### What the task asks
Lay out all of the data below as a Markdown table with the columns Row and Line. Put one line per row, numbered in order, and leave out blank lines and the pictures.

### Task data

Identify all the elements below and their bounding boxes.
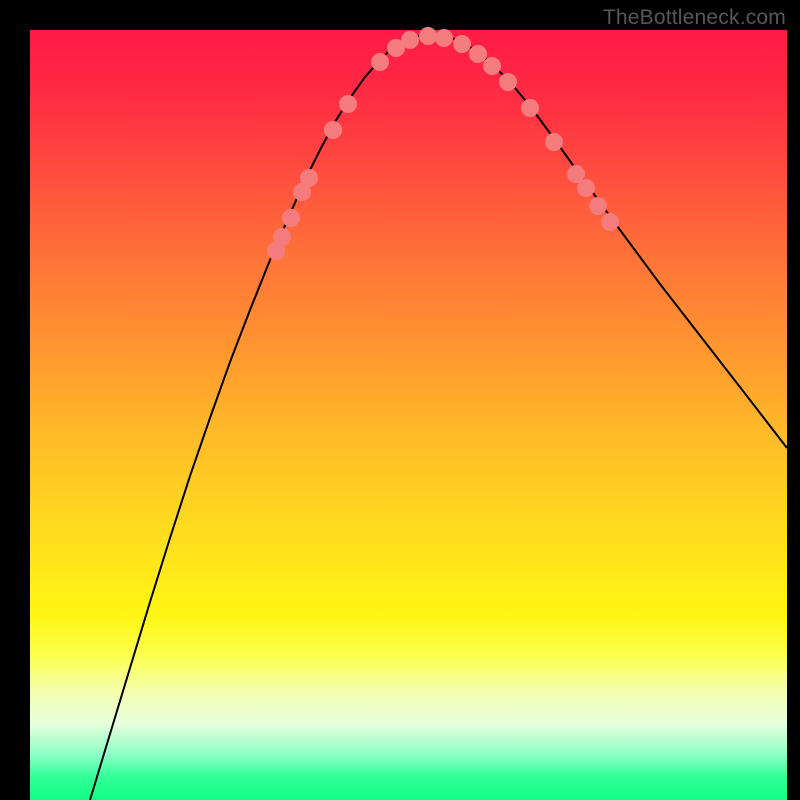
data-marker (273, 228, 291, 246)
data-marker (300, 169, 318, 187)
data-marker (499, 73, 517, 91)
watermark-text: TheBottleneck.com (603, 6, 786, 30)
chart-plot-area (30, 30, 787, 800)
data-marker (577, 179, 595, 197)
data-marker (371, 53, 389, 71)
data-marker (601, 213, 619, 231)
data-marker (589, 197, 607, 215)
data-marker (483, 57, 501, 75)
data-marker (282, 209, 300, 227)
data-marker (469, 45, 487, 63)
data-marker (545, 133, 563, 151)
bottleneck-curve (90, 35, 787, 800)
data-marker (339, 95, 357, 113)
data-marker (521, 99, 539, 117)
data-marker (401, 31, 419, 49)
chart-svg (30, 30, 787, 800)
data-marker (419, 27, 437, 45)
marker-group (267, 27, 619, 260)
data-marker (453, 35, 471, 53)
data-marker (435, 29, 453, 47)
data-marker (324, 121, 342, 139)
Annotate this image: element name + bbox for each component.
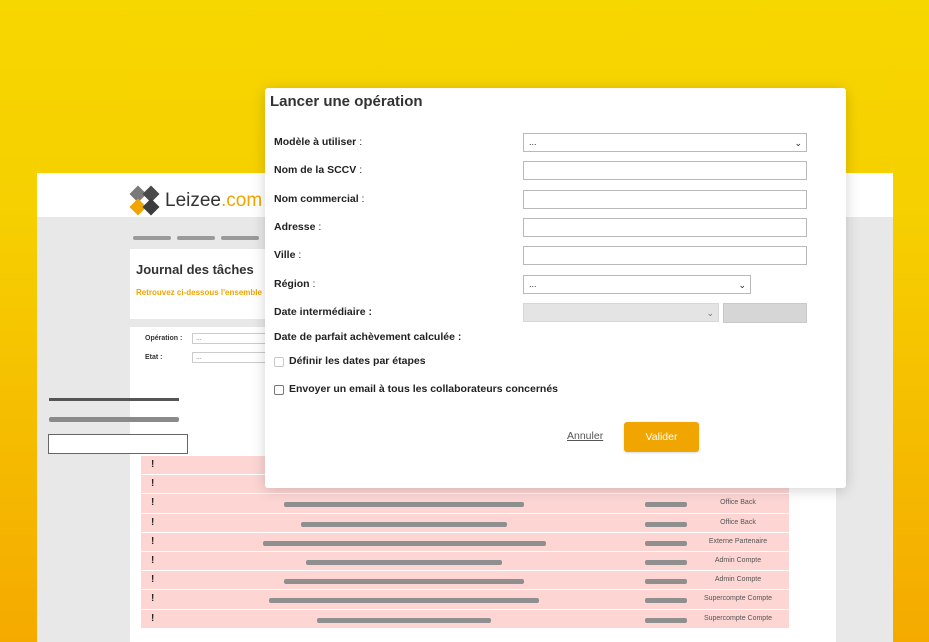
table-row[interactable]: ! Admin Compte [141,571,789,591]
alert-icon: ! [151,459,155,470]
text-placeholder [645,502,687,508]
alert-icon: ! [151,516,155,528]
row-role: Supercompte Compte [703,595,773,603]
label-ville: Ville : [274,249,302,261]
text-placeholder [263,540,546,546]
filter-label-operation: Opération : [145,335,183,342]
chevron-down-icon: ⌄ [706,308,714,318]
alert-icon: ! [151,535,155,547]
date-intermediaire-input[interactable] [723,303,807,323]
table-row[interactable]: ! Supercompte Compte [141,590,789,610]
row-role: Admin Compte [714,576,762,584]
filter-input-operation[interactable]: ... [192,333,272,344]
text-placeholder [317,617,491,623]
input-ville[interactable] [523,246,807,265]
input-nom-sccv[interactable] [523,161,807,180]
label-date-achevement: Date de parfait achèvement calculée : [274,331,462,343]
leizee-logo-icon [129,185,160,216]
cancel-link[interactable]: Annuler [567,430,603,442]
label-nom-commercial: Nom commercial : [274,193,365,205]
label-date-intermediaire: Date intermédiaire : [274,306,373,318]
row-role: Admin Compte [714,556,762,564]
label-adresse: Adresse : [274,221,322,233]
table-row[interactable]: ! Admin Compte [141,551,789,572]
dialog-title: Lancer une opération [270,93,423,110]
row-role: Supercompte Compte [703,614,773,622]
table-row[interactable]: ! Office Back [141,494,789,514]
table-search-input[interactable] [48,434,188,454]
journal-subtitle: Retrouvez ci-dessous l'ensemble [136,288,262,297]
label-dates-par-etapes: Définir les dates par étapes [289,355,426,367]
text-placeholder [645,617,687,623]
checkbox-envoyer-email[interactable] [274,385,284,395]
text-placeholder [306,559,502,565]
text-placeholder [269,598,539,604]
select-modele-value: ... [529,137,537,147]
select-region-value: ... [529,279,537,289]
text-placeholder [645,540,687,546]
filter-label-etat: Etat : [145,354,163,361]
select-region[interactable]: ... ⌄ [523,275,751,294]
select-modele[interactable]: ... ⌄ [523,133,807,152]
row-role: Office Back [720,518,756,526]
launch-operation-dialog: Lancer une opération Modèle à utiliser :… [265,88,846,488]
nav-pill[interactable] [221,236,259,240]
table-row[interactable]: ! Supercompte Compte [141,609,789,629]
checkbox-dates-par-etapes[interactable] [274,357,284,367]
filter-input-etat[interactable]: ... [192,352,272,363]
alert-icon: ! [151,497,155,509]
logo-text: Leizee.com [165,190,263,211]
table-row[interactable]: ! Office Back [141,513,789,533]
alert-icon: ! [151,612,155,624]
text-placeholder [284,502,524,508]
leizee-logo[interactable]: Leizee.com [129,185,263,216]
row-role: Externe Partenaire [708,537,768,545]
nav-pill[interactable] [133,236,171,240]
text-placeholder [645,579,687,585]
input-adresse[interactable] [523,218,807,237]
chevron-down-icon: ⌄ [738,280,746,290]
label-nom-sccv: Nom de la SCCV : [274,164,363,176]
section-placeholder [49,417,179,422]
label-region: Région : [274,278,316,290]
text-placeholder [645,521,687,527]
label-envoyer-email: Envoyer un email à tous les collaborateu… [289,383,559,395]
text-placeholder [645,559,687,565]
text-placeholder [301,521,507,527]
text-placeholder [645,598,687,604]
journal-title: Journal des tâches [136,262,254,277]
alert-icon: ! [151,478,155,490]
nav-pill[interactable] [177,236,215,240]
input-nom-commercial[interactable] [523,190,807,209]
chevron-down-icon: ⌄ [794,138,802,148]
submit-button[interactable]: Valider [624,422,699,452]
row-role: Office Back [720,499,756,507]
label-modele: Modèle à utiliser : [274,136,363,148]
text-placeholder [284,579,524,585]
table-row[interactable]: ! Externe Partenaire [141,532,789,552]
alert-icon: ! [151,574,155,586]
section-rule [49,398,179,401]
select-date-intermediaire[interactable]: ⌄ [523,303,719,322]
alert-icon: ! [151,554,155,566]
alert-icon: ! [151,593,155,605]
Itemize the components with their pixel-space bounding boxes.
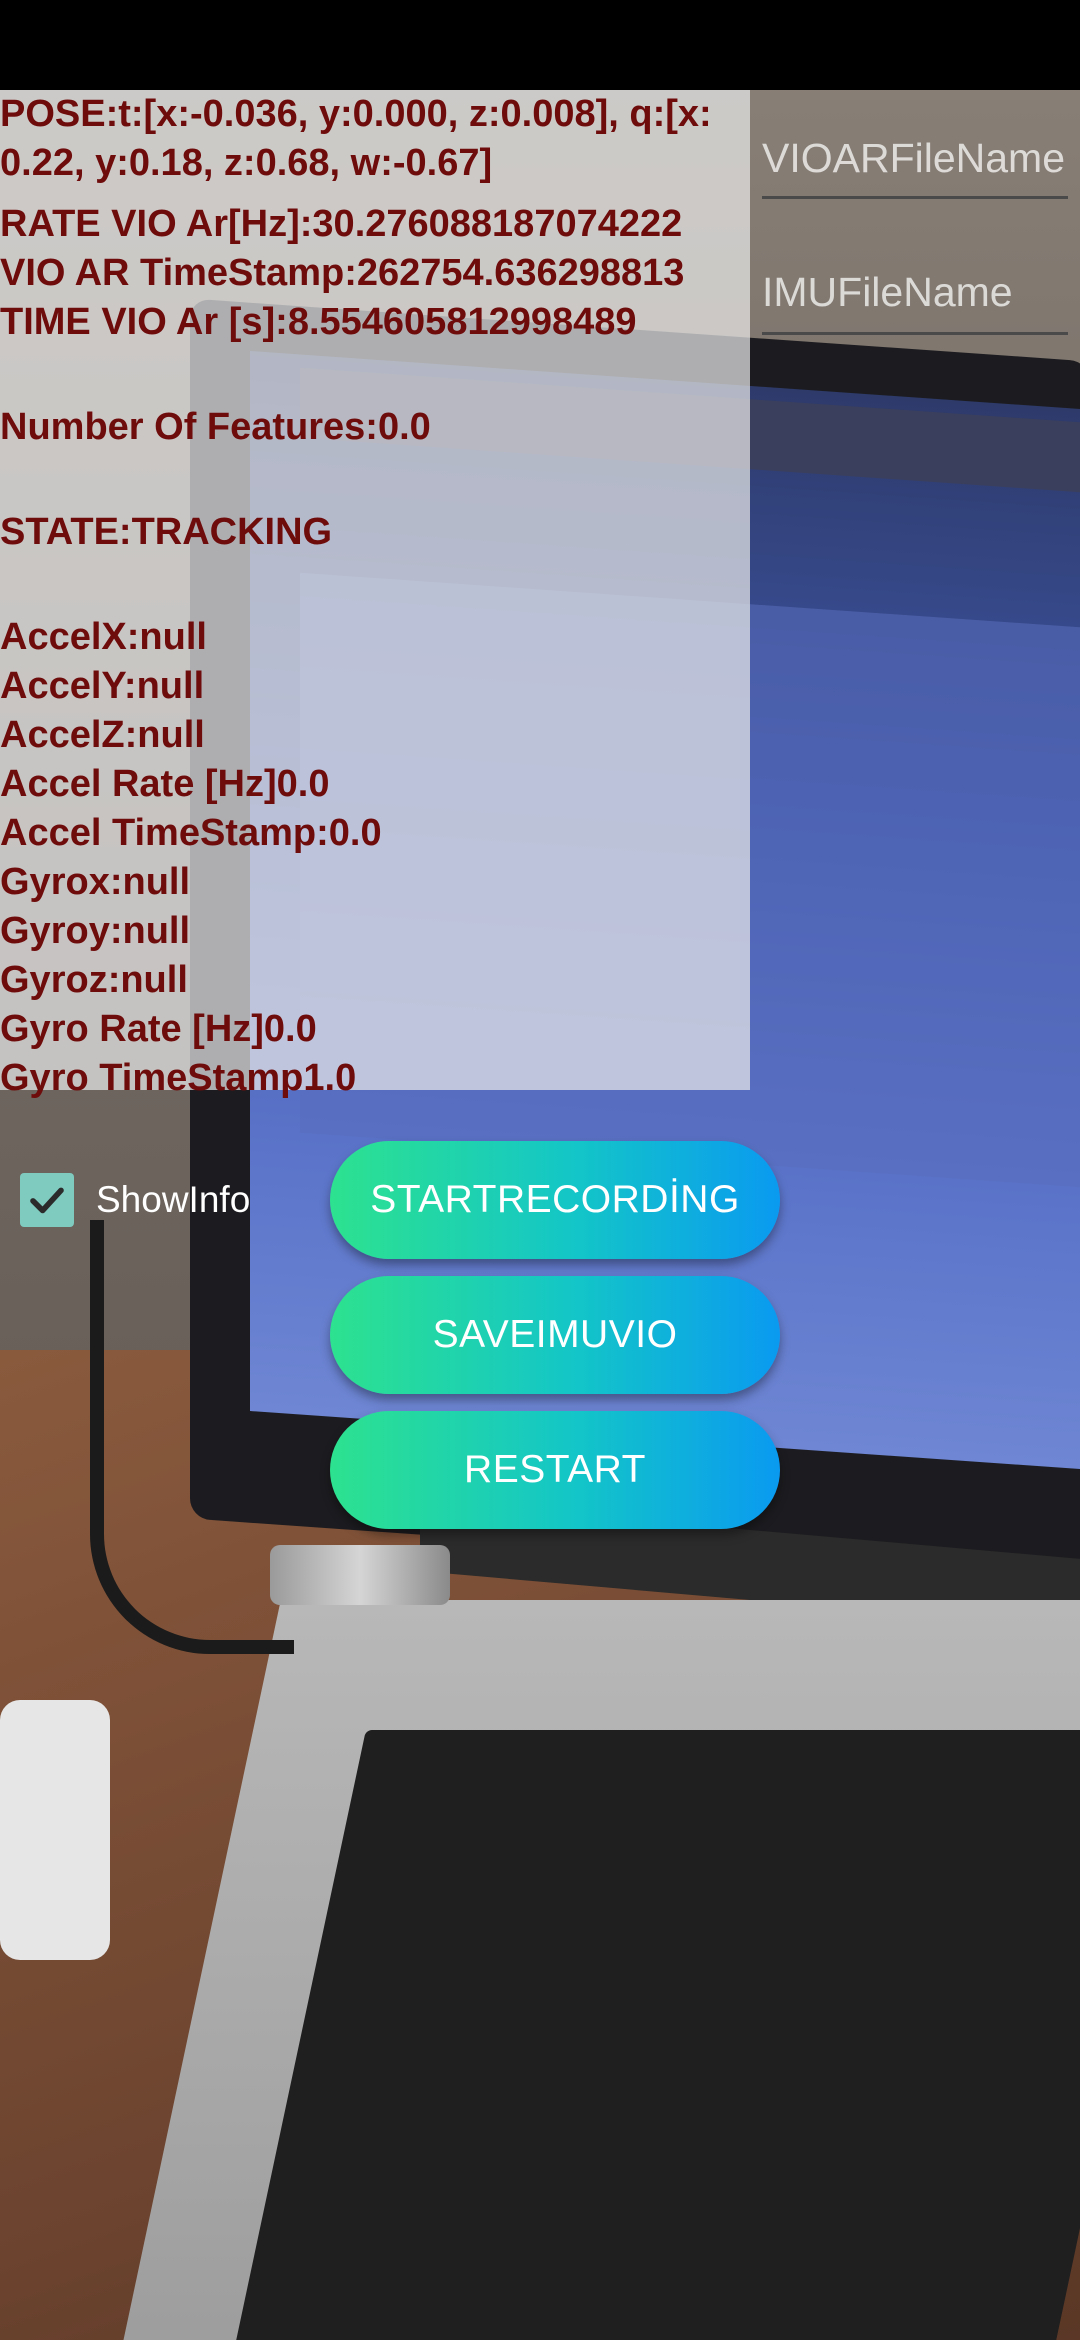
gyro-rate-text: Gyro Rate [Hz]0.0 xyxy=(0,1008,317,1050)
info-text-block: POSE:t:[x:-0.036, y:0.000, z:0.008], q:[… xyxy=(0,90,760,1103)
time-vio-text: TIME VIO Ar [s]:8.554605812998489 xyxy=(0,301,637,343)
gyro-timestamp-text: Gyro TimeStamp1.0 xyxy=(0,1057,357,1099)
save-imu-vio-button[interactable]: SAVEIMUVIO xyxy=(330,1276,780,1394)
gyro-y-text: Gyroy:null xyxy=(0,910,191,952)
gyro-x-text: Gyrox:null xyxy=(0,861,191,903)
accel-y-text: AccelY:null xyxy=(0,665,205,707)
accel-rate-text: Accel Rate [Hz]0.0 xyxy=(0,763,330,805)
checkbox-box[interactable] xyxy=(20,1173,74,1227)
state-text: STATE:TRACKING xyxy=(0,511,333,553)
vioar-filename-underline xyxy=(762,196,1068,199)
show-info-label: ShowInfo xyxy=(96,1179,251,1220)
accel-z-text: AccelZ:null xyxy=(0,714,205,756)
vio-timestamp-text: VIO AR TimeStamp:262754.636298813 xyxy=(0,252,685,294)
restart-button[interactable]: RESTART xyxy=(330,1411,780,1529)
accel-x-text: AccelX:null xyxy=(0,616,207,658)
imu-filename-input[interactable] xyxy=(762,262,1068,322)
pose-text: POSE:t:[x:-0.036, y:0.000, z:0.008], q:[… xyxy=(0,93,712,184)
rate-vio-text: RATE VIO Ar[Hz]:30.276088187074222 xyxy=(0,203,683,245)
check-icon xyxy=(30,1187,64,1214)
imu-filename-underline xyxy=(762,332,1068,335)
status-bar xyxy=(0,0,1080,90)
show-info-checkbox[interactable]: ShowInfo xyxy=(20,1172,250,1228)
accel-timestamp-text: Accel TimeStamp:0.0 xyxy=(0,812,382,854)
gyro-z-text: Gyroz:null xyxy=(0,959,188,1001)
start-recording-button[interactable]: STARTRECORDİNG xyxy=(330,1141,780,1259)
features-text: Number Of Features:0.0 xyxy=(0,406,431,448)
vioar-filename-input[interactable] xyxy=(762,128,1068,188)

### Final result
| Row | Line |
|---|---|
| 1 | Identify all the elements below and their bounding boxes. |
| 2 | data-marker (273, 228, 291, 246) |
| 3 | data-marker (300, 169, 318, 187) |
| 4 | data-marker (499, 73, 517, 91) |
| 5 | watermark-text: TheBottleneck.com (603, 6, 786, 30) |
| 6 | chart-plot-area (30, 30, 787, 800) |
| 7 | data-marker (577, 179, 595, 197) |
| 8 | data-marker (371, 53, 389, 71) |
| 9 | data-marker (601, 213, 619, 231) |
| 10 | data-marker (589, 197, 607, 215) |
| 11 | data-marker (483, 57, 501, 75) |
| 12 | data-marker (282, 209, 300, 227) |
| 13 | data-marker (469, 45, 487, 63) |
| 14 | data-marker (545, 133, 563, 151) |
| 15 | bottleneck-curve (90, 35, 787, 800) |
| 16 | data-marker (339, 95, 357, 113) |
| 17 | data-marker (521, 99, 539, 117) |
| 18 | data-marker (401, 31, 419, 49) |
| 19 | chart-svg (30, 30, 787, 800) |
| 20 | data-marker (419, 27, 437, 45) |
| 21 | marker-group (267, 27, 619, 260) |
| 22 | data-marker (453, 35, 471, 53) |
| 23 | data-marker (435, 29, 453, 47) |
| 24 | data-marker (324, 121, 342, 139) |
| 25 | Annotate this image: element name + bbox for each component. |
| 26 | table-row[interactable]: ! Admin Compte [141,571,789,591] |
| 27 | alert-icon: ! [151,459,155,470] |
| 28 | text-placeholder [645,502,687,508] |
| 29 | alert-icon: ! [151,516,155,528] |
| 30 | row-role: Supercompte Compte [703,595,773,603] |
| 31 | label-ville: Ville : [274,249,302,261] |
| 32 | text-placeholder [263,540,546,546] |
| 33 | filter-label-operation: Opération : [145,335,183,342] |
| 34 | chevron-down-icon: ⌄ [706,308,714,318] |
| 35 | alert-icon: ! [151,535,155,547] |
| 36 | date-intermediaire-input[interactable] [723,303,807,323] |
| 37 | table-row[interactable]: ! Supercompte Compte [141,590,789,610] |
| 38 | row-role: Admin Compte [714,576,762,584] |
| 39 | filter-input-operation[interactable]: ... [192,333,272,344] |
| 40 | text-placeholder [317,617,491,623] |
| 41 | input-ville[interactable] [523,246,807,265] |
| 42 | input-nom-sccv[interactable] [523,161,807,180] |
| 43 | label-date-achevement: Date de parfait achèvement calculée : [274,331,462,343] |
| 44 | leizee-logo-icon [129,185,160,216] |
| 45 | cancel-link[interactable]: Annuler [567,430,603,442] |
| 46 | label-nom-commercial: Nom commercial : [274,193,365,205] |
| 47 | label-date-intermediaire: Date intermédiaire : [274,306,373,318] |
| 48 | row-role: Admin Compte [714,556,762,564] |
| 49 | label-adresse: Adresse : [274,221,322,233] |
| 50 | table-row[interactable]: ! Admin Compte [141,551,789,572] |
| 51 | dialog-title: Lancer une opération [270,93,423,110] |
| 52 | row-role: Supercompte Compte [703,614,773,622] |
| 53 | table-row[interactable]: ! Office Back [141,494,789,514] |
| 54 | table-search-input[interactable] [48,434,188,454] |
| 55 | journal-subtitle: Retrouvez ci-dessous l'ensemble [136,288,262,297] |
| 56 | label-dates-par-etapes: Définir les dates par étapes [289,355,426,367] |
| 57 | text-placeholder [645,617,687,623] |
| 58 | checkbox-envoyer-email[interactable] [274,385,284,395] |
| 59 | text-placeholder [306,559,502,565] |
| 60 | text-placeholder [269,598,539,604] |
| 61 | select-modele-value: ... [529,137,537,147] |
| 62 | select-region-value: ... [529,279,537,289] |
| 63 | text-placeholder [645,540,687,546] |
| 64 | filter-label-etat: Etat : [145,354,163,361] |
| 65 | select-region[interactable]: ... ⌄ [523,275,751,294] |
| 66 | select-modele[interactable]: ... ⌄ [523,133,807,152] |
| 67 | row-role: Office Back [720,518,756,526] |
| 68 | launch-operation-dialog: Lancer une opération Modèle à utiliser :… [265,88,846,488] |
| 69 | nav-pill[interactable] [221,236,259,240] |
| 70 | table-row[interactable]: ! Supercompte Compte [141,609,789,629] |
| 71 | checkbox-dates-par-etapes[interactable] [274,357,284,367] |
| 72 | filter-input-etat[interactable]: ... [192,352,272,363] |
| 73 | alert-icon: ! [151,497,155,509] |
| 74 | logo-text: Leizee.com [165,190,263,211] |
| 75 | table-row[interactable]: ! Office Back [141,513,789,533] |
| 76 | alert-icon: ! [151,612,155,624] |
| 77 | text-placeholder [284,502,524,508] |
| 78 | leizee-logo[interactable]: Leizee.com [129,185,263,216] |
| 79 | row-role: Externe Partenaire [708,537,768,545] |
| 80 | nav-pill[interactable] [133,236,171,240] |
| 81 | text-placeholder [645,579,687,585] |
| 82 | input-adresse[interactable] [523,218,807,237] |
| 83 | chevron-down-icon: ⌄ [738,280,746,290] |
| 84 | label-nom-sccv: Nom de la SCCV : [274,164,363,176] |
| 85 | section-placeholder [49,417,179,422] |
| 86 | label-region: Région : [274,278,316,290] |
| 87 | text-placeholder [645,521,687,527] |
| 88 | label-envoyer-email: Envoyer un email à tous les collaborateu… [289,383,559,395] |
| 89 | text-placeholder [645,559,687,565] |
| 90 | text-placeholder [301,521,507,527] |
| 91 | text-placeholder [645,598,687,604] |
| 92 | journal-title: Journal des tâches [136,262,254,277] |
| 93 | alert-icon: ! [151,478,155,490] |
| 94 | nav-pill[interactable] [177,236,215,240] |
| 95 | input-nom-commercial[interactable] [523,190,807,209] |
| 96 | chevron-down-icon: ⌄ [794,138,802,148] |
| 97 | submit-button[interactable]: Valider [624,422,699,452] |
| 98 | row-role: Office Back [720,499,756,507] |
| 99 | label-modele: Modèle à utiliser : [274,136,363,148] |
| 100 | text-placeholder [284,579,524,585] |
| 101 | table-row[interactable]: ! Externe Partenaire [141,532,789,552] |
| 102 | alert-icon: ! [151,574,155,586] |
| 103 | section-rule [49,398,179,401] |
| 104 | select-date-intermediaire[interactable]: ⌄ [523,303,719,322] |
| 105 | alert-icon: ! [151,554,155,566] |
| 106 | alert-icon: ! [151,593,155,605] |
| 107 | Itemize the components with their pixel-space bounding boxes. |
| 108 | gyro-rate-text: Gyro Rate [Hz]0.0 xyxy=(0,1008,317,1050) |
| 109 | info-text-block: POSE:t:[x:-0.036, y:0.000, z:0.008], q:[… xyxy=(0,90,760,1103) |
| 110 | time-vio-text: TIME VIO Ar [s]:8.554605812998489 xyxy=(0,301,637,343) |
| 111 | gyro-timestamp-text: Gyro TimeStamp1.0 xyxy=(0,1057,357,1099) |
| 112 | save-imu-vio-button[interactable]: SAVEIMUVIO xyxy=(330,1276,780,1394) |
| 113 | gyro-y-text: Gyroy:null xyxy=(0,910,191,952) |
| 114 | gyro-x-text: Gyrox:null xyxy=(0,861,191,903) |
| 115 | accel-y-text: AccelY:null xyxy=(0,665,205,707) |
| 116 | accel-rate-text: Accel Rate [Hz]0.0 xyxy=(0,763,330,805) |
| 117 | checkbox-box[interactable] xyxy=(20,1173,74,1227) |
| 118 | state-text: STATE:TRACKING xyxy=(0,511,333,553) |
| 119 | vioar-filename-underline xyxy=(762,196,1068,199) |
| 120 | show-info-label: ShowInfo xyxy=(96,1179,251,1220) |
| 121 | accel-z-text: AccelZ:null xyxy=(0,714,205,756) |
| 122 | vio-timestamp-text: VIO AR TimeStamp:262754.636298813 xyxy=(0,252,685,294) |
| 123 | restart-button[interactable]: RESTART xyxy=(330,1411,780,1529) |
| 124 | accel-x-text: AccelX:null xyxy=(0,616,207,658) |
| 125 | imu-filename-input[interactable] xyxy=(762,262,1068,322) |
| 126 | pose-text: POSE:t:[x:-0.036, y:0.000, z:0.008], q:[… xyxy=(0,93,712,184) |
| 127 | rate-vio-text: RATE VIO Ar[Hz]:30.276088187074222 xyxy=(0,203,683,245) |
| 128 | check-icon xyxy=(30,1187,64,1214) |
| 129 | imu-filename-underline xyxy=(762,332,1068,335) |
| 130 | status-bar xyxy=(0,0,1080,90) |
| 131 | show-info-checkbox[interactable]: ShowInfo xyxy=(20,1172,250,1228) |
| 132 | accel-timestamp-text: Accel TimeStamp:0.0 xyxy=(0,812,382,854) |
| 133 | gyro-z-text: Gyroz:null xyxy=(0,959,188,1001) |
| 134 | start-recording-button[interactable]: STARTRECORDİNG xyxy=(330,1141,780,1259) |
| 135 | features-text: Number Of Features:0.0 xyxy=(0,406,431,448) |
| 136 | vioar-filename-input[interactable] xyxy=(762,128,1068,188) |